* **INSTRUCTIONS FOR THE TASK**
Quote the listing below in its entirety.

* **EXTRACTED RECORDS**
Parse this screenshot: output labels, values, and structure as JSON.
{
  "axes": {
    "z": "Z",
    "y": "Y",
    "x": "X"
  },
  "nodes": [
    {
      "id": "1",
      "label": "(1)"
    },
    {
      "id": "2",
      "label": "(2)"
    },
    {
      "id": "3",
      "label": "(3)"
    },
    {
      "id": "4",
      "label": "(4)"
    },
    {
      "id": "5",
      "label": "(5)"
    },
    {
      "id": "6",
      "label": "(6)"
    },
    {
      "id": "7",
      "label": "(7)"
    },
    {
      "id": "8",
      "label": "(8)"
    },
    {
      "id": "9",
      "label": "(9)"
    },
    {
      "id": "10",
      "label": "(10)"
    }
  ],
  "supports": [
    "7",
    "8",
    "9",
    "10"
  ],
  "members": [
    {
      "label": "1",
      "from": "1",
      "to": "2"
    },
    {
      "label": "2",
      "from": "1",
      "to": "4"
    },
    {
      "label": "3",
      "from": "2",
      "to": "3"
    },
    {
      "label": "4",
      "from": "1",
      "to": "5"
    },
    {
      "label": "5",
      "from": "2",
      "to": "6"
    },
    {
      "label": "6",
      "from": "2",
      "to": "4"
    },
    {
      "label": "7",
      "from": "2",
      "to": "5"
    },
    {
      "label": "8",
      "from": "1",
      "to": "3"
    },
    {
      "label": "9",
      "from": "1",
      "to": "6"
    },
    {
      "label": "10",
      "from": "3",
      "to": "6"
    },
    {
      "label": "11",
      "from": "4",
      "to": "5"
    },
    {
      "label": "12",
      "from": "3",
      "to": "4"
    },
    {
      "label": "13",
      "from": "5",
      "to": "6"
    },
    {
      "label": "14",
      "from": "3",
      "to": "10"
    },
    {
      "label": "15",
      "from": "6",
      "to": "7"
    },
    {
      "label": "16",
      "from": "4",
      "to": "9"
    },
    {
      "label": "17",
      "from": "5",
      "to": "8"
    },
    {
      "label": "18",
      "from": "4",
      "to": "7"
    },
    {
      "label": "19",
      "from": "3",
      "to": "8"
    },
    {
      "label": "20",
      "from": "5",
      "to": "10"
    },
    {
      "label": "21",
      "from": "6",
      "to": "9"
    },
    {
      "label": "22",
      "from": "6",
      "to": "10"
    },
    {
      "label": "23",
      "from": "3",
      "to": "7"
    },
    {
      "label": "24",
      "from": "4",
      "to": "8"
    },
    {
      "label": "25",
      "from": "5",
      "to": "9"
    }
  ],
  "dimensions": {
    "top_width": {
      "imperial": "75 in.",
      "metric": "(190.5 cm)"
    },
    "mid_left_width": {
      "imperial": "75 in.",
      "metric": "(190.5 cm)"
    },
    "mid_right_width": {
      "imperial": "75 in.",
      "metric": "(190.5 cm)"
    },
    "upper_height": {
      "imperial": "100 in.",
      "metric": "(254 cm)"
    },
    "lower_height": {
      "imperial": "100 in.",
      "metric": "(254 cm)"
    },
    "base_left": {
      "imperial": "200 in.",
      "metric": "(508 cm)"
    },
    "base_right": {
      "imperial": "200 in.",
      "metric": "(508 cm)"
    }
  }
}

* **PROBLEM SOLUTION**
Parse this screenshot: output labels, values, and structure as JSON.
{
  "axes": {
    "z": "Z",
    "y": "Y",
    "x": "X"
  },
  "nodes": [
    {
      "id": "1",
      "label": "(1)"
    },
    {
      "id": "2",
      "label": "(2)"
    },
    {
      "id": "3",
      "label": "(3)"
    },
    {
      "id": "4",
      "label": "(4)"
    },
    {
      "id": "5",
      "label": "(5)"
    },
    {
      "id": "6",
      "label": "(6)"
    },
    {
      "id": "7",
      "label": "(7)"
    },
    {
      "id": "8",
      "label": "(8)"
    },
    {
      "id": "9",
      "label": "(9)"
    },
    {
      "id": "10",
      "label": "(10)"
    }
  ],
  "supports": [
    "7",
    "8",
    "9",
    "10"
  ],
  "members": [
    {
      "label": "1",
      "from": "1",
      "to": "2"
    },
    {
      "label": "2",
      "from": "1",
      "to": "4"
    },
    {
      "label": "3",
      "from": "2",
      "to": "3"
    },
    {
      "label": "4",
      "from": "1",
      "to": "5"
    },
    {
      "label": "5",
      "from": "2",
      "to": "6"
    },
    {
      "label": "6",
      "from": "2",
      "to": "4"
    },
    {
      "label": "7",
      "from": "2",
      "to": "5"
    },
    {
      "label": "8",
      "from": "1",
      "to": "3"
    },
    {
      "label": "9",
      "from": "1",
      "to": "6"
    },
    {
      "label": "10",
      "from": "3",
      "to": "6"
    },
    {
      "label": "11",
      "from": "4",
      "to": "5"
    },
    {
      "label": "12",
      "from": "3",
      "to": "4"
    },
    {
      "label": "13",
      "from": "5",
      "to": "6"
    },
    {
      "label": "14",
      "from": "3",
      "to": "10"
    },
    {
      "label": "15",
      "from": "6",
      "to": "7"
    },
    {
      "label": "16",
      "from": "4",
      "to": "9"
    },
    {
      "label": "17",
      "from": "5",
      "to": "8"
    },
    {
      "label": "18",
      "from": "4",
      "to": "7"
    },
    {
      "label": "19",
      "from": "3",
      "to": "8"
    },
    {
      "label": "20",
      "from": "5",
      "to": "10"
    },
    {
      "label": "21",
      "from": "6",
      "to": "9"
    },
    {
      "label": "22",
      "from": "6",
      "to": "10"
    },
    {
      "label": "23",
      "from": "3",
      "to": "7"
    },
    {
      "label": "24",
      "from": "4",
      "to": "8"
    },
    {
      "label": "25",
      "from": "5",
      "to": "9"
    }
  ],
  "dimensions": {
    "top_width": {
      "imperial": "75 in.",
      "metric": "(190.5 cm)"
    },
    "mid_left_width": {
      "imperial": "75 in.",
      "metric": "(190.5 cm)"
    },
    "mid_right_width": {
      "imperial": "75 in.",
      "metric": "(190.5 cm)"
    },
    "upper_height": {
      "imperial": "100 in.",
      "metric": "(254 cm)"
    },
    "lower_height": {
      "imperial": "100 in.",
      "metric": "(254 cm)"
    },
    "base_left": {
      "imperial": "200 in.",
      "metric": "(508 cm)"
    },
    "base_right": {
      "imperial": "200 in.",
      "metric": "(508 cm)"
    }
  }
}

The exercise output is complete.